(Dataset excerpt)
-*-*-
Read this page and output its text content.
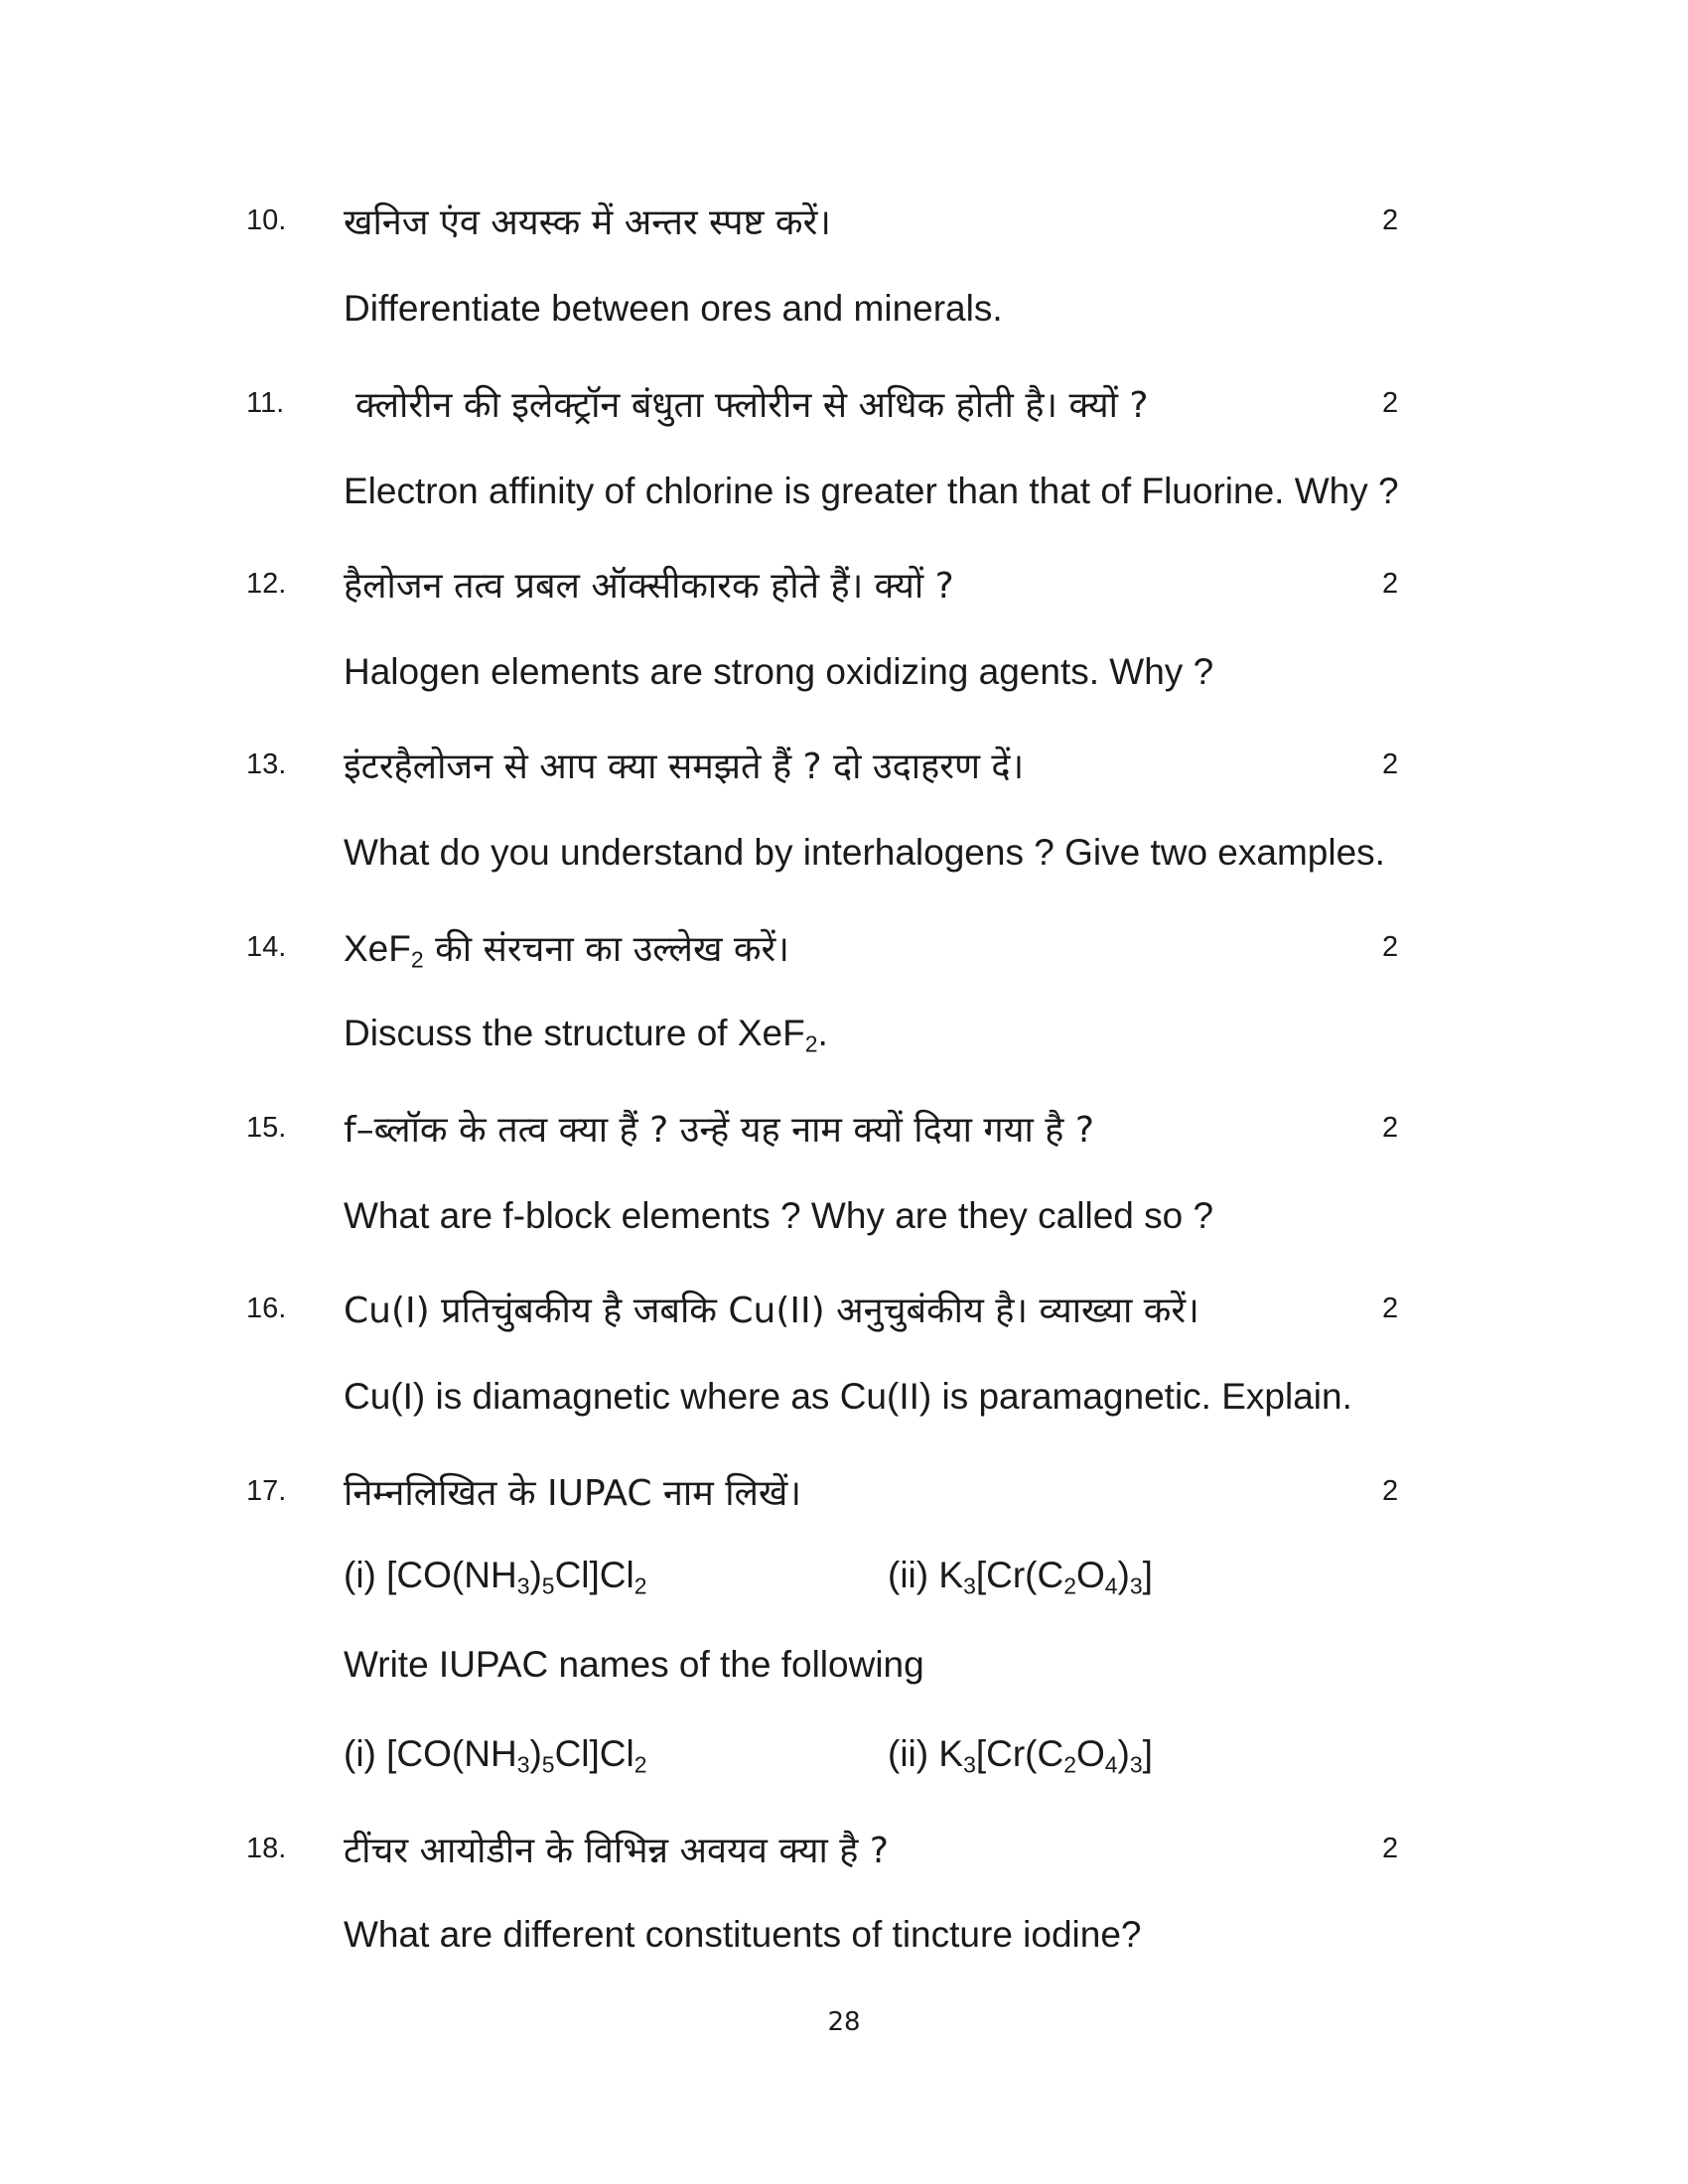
10. खनिज एंव अयस्क में अन्तर स्पष्ट करें।	2
Differentiate between ores and minerals.
11. क्लोरीन की इलेक्ट्रॉन बंधुता फ्लोरीन से अधिक होती है। क्यों ?	2
Electron affinity of chlorine is greater than that of Fluorine. Why ?
12. हैलोजन तत्व प्रबल ऑक्सीकारक होते हैं। क्यों ?	2
Halogen elements are strong oxidizing agents. Why ?
13. इंटरहैलोजन से आप क्या समझते हैं ? दो उदाहरण दें।	2
What do you understand by interhalogens ? Give two examples.
14. XeF$_2$ की संरचना का उल्लेख करें।	2
Discuss the structure of XeF$_2$.
15. f–ब्लॉक के तत्व क्या हैं ? उन्हें यह नाम क्यों दिया गया है ?	2
What are f-block elements ? Why are they called so ?
16. Cu(I) प्रतिचुंबकीय है जबकि Cu(II) अनुचुबंकीय है। व्याख्या करें।	2
Cu(I) is diamagnetic where as Cu(II) is paramagnetic. Explain.
17. निम्नलिखित के IUPAC नाम लिखें।	2
(i) $[CO(NH_3)_5Cl]Cl_2$	(ii) $K_3[Cr(C_2O_4)_3]$
Write IUPAC names of the following
(i) $[CO(NH_3)_5Cl]Cl_2$	(ii) $K_3[Cr(C_2O_4)_3]$
18. टींचर आयोडीन के विभिन्न अवयव क्या है ?	2
What are different constituents of tincture iodine?
28
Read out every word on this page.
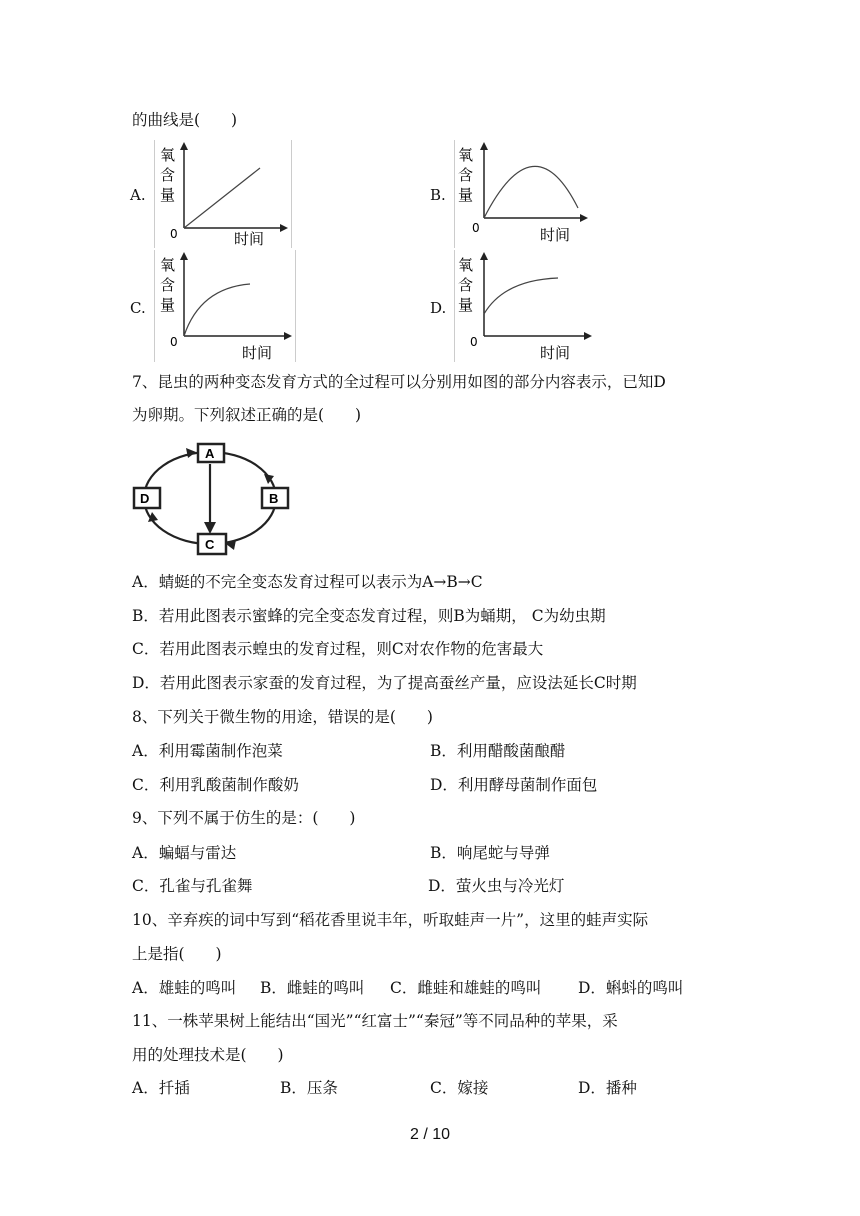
的曲线是(　　)
A.	B.
C.	D.
氧
含
量
0	时间
氧
含
量
0	时间
氧
含
量
0
时间
氧
含
量
0
时间
7、昆虫的两种变态发育方式的全过程可以分别用如图的部分内容表示，已知D
为卵期。下列叙述正确的是(　　)
A
B
C
D
A．蜻蜓的不完全变态发育过程可以表示为A→B→C
B．若用此图表示蜜蜂的完全变态发育过程，则B为蛹期， C为幼虫期
C．若用此图表示蝗虫的发育过程，则C对农作物的危害最大
D．若用此图表示家蚕的发育过程，为了提高蚕丝产量，应设法延长C时期
8、下列关于微生物的用途，错误的是(　　)
A．利用霉菌制作泡菜	B．利用醋酸菌酿醋
C．利用乳酸菌制作酸奶	D．利用酵母菌制作面包
9、下列不属于仿生的是：(　　)
A．蝙蝠与雷达	B．响尾蛇与导弹
C．孔雀与孔雀舞	D．萤火虫与冷光灯
10、辛弃疾的词中写到“稻花香里说丰年，听取蛙声一片”，这里的蛙声实际
上是指(　　)
A．雄蛙的鸣叫 B．雌蛙的鸣叫 C．雌蛙和雄蛙的鸣叫 D．蝌蚪的鸣叫
11、一株苹果树上能结出“国光”“红富士”“秦冠”等不同品种的苹果，采
用的处理技术是(　　)
A．扦插	B．压条	C．嫁接	D．播种
2 / 10
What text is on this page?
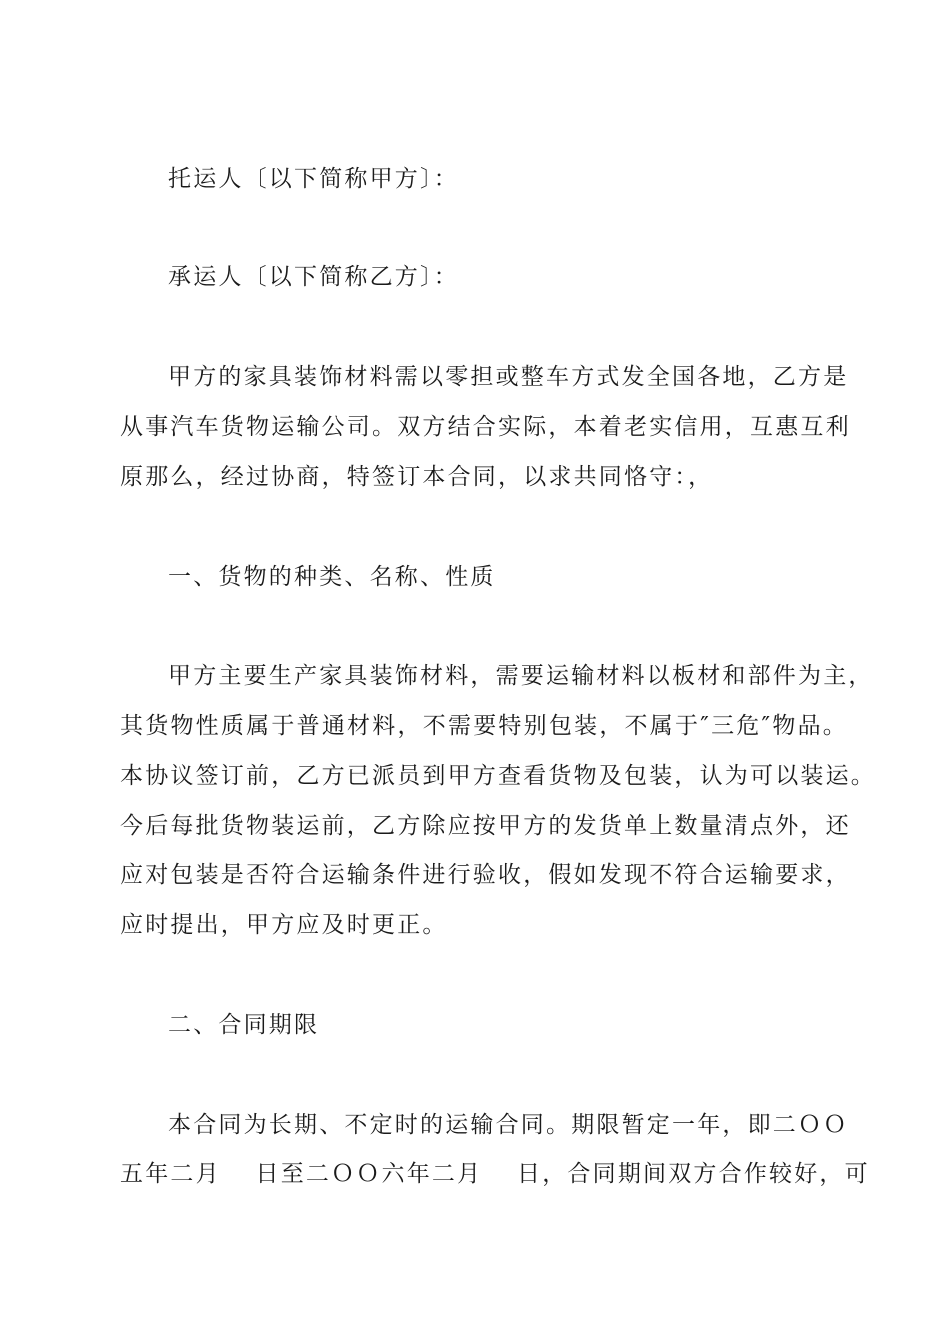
托运人〔以下简称甲方〕：
承运人〔以下简称乙方〕：
甲方的家具装饰材料需以零担或整车方式发全国各地，乙方是
从事汽车货物运输公司。双方结合实际，本着老实信用，互惠互利
原那么，经过协商，特签订本合同，以求共同恪守：，
一、货物的种类、名称、性质
甲方主要生产家具装饰材料，需要运输材料以板材和部件为主，
其货物性质属于普通材料，不需要特别包装，不属于″三危″物品。
本协议签订前，乙方已派员到甲方查看货物及包装，认为可以装运。
今后每批货物装运前，乙方除应按甲方的发货单上数量清点外，还
应对包装是否符合运输条件进行验收，假如发现不符合运输要求，
应时提出，甲方应及时更正。
二、合同期限
本合同为长期、不定时的运输合同。期限暂定一年，即二ＯＯ
五年二月　 日至二ＯＯ六年二月　 日，合同期间双方合作较好，可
-*-*-
Using the listing above, show each line holding the string "text".

Read this page and output its text content.
What text is on this page?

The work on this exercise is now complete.